-- Start of Data shown --

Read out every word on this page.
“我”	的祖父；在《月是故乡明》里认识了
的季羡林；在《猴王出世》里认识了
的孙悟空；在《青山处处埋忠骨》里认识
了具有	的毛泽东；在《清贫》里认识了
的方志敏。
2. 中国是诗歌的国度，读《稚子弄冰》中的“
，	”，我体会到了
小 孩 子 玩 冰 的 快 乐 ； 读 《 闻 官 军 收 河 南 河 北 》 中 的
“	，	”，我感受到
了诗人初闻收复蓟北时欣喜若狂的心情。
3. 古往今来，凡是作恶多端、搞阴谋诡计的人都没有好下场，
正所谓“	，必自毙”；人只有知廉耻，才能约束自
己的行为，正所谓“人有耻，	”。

-- End of Data shown --
-- Start of Data shown --

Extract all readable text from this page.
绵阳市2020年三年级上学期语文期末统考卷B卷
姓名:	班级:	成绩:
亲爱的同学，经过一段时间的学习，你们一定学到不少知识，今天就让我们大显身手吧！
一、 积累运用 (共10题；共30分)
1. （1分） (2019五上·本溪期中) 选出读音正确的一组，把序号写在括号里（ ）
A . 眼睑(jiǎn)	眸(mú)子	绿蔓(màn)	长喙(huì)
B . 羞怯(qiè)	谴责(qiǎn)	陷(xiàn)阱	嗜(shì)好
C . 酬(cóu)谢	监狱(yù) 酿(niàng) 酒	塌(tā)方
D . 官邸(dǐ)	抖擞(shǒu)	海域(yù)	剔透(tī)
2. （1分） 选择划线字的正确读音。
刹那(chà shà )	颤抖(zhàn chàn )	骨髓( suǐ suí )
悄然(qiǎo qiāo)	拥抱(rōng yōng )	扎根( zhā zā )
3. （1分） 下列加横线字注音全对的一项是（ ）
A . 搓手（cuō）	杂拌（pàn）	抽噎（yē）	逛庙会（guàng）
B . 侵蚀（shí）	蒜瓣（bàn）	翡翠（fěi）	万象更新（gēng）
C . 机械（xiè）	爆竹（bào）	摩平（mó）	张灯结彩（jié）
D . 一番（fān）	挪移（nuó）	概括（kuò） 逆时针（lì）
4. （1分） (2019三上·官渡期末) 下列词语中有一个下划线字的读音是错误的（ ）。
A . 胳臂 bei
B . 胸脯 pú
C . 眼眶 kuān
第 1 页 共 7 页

-- End of Data shown --
-- Start of Data shown --

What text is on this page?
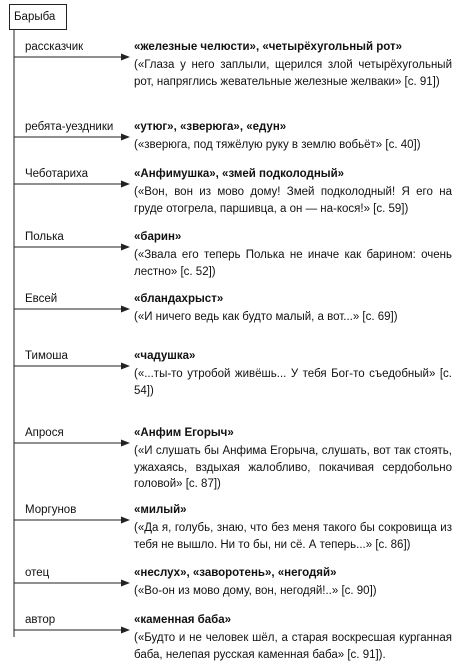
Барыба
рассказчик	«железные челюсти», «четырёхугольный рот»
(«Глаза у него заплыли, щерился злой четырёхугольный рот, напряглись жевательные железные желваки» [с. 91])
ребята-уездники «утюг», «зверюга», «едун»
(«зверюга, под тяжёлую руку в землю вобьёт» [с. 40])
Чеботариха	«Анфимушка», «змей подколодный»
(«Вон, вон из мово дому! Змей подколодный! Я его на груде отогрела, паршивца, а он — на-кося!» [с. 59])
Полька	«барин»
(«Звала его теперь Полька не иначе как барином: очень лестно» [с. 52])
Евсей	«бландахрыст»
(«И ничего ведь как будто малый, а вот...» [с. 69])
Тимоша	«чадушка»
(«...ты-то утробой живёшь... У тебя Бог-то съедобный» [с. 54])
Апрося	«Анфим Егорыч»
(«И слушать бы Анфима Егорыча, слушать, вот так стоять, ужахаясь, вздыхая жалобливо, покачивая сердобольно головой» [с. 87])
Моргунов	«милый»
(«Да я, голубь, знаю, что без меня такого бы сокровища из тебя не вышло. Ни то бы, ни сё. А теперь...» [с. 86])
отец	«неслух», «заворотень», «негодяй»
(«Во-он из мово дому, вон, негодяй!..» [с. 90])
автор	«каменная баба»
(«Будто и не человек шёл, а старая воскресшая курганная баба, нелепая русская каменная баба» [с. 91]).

-- End of Data shown --

**What you need to do:** All lines that include "Полька" are to be gathered and copied.

**Exercise solution:**
Полька	«барин»
(«Звала его теперь Полька не иначе как барином: очень лестно» [с. 52])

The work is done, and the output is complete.